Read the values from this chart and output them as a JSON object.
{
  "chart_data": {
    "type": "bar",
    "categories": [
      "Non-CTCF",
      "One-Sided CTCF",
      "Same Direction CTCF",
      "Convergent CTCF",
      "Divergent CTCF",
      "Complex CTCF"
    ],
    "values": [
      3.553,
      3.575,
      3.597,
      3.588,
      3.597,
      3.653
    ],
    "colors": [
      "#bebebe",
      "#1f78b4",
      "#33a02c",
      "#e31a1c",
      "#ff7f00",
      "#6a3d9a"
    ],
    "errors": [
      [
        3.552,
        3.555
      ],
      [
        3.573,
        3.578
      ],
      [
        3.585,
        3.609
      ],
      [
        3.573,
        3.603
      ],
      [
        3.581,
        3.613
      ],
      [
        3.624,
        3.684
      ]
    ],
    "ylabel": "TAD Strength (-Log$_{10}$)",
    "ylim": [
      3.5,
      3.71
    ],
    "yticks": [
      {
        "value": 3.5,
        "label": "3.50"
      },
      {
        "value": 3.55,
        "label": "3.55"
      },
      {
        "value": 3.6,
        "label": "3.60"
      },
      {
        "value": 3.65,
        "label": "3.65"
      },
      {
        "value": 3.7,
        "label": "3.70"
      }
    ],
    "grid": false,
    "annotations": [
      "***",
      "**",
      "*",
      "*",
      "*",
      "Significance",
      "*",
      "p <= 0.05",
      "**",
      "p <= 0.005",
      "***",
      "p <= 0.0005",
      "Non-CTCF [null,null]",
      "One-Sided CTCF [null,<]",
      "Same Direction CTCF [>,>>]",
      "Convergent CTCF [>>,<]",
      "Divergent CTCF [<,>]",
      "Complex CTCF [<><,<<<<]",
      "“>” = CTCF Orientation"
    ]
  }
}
==*==
In the lines above, locate the string "Direction". Copy every line where it occurs.

      "Same Direction CTCF",
      "Same Direction CTCF [>,>>]",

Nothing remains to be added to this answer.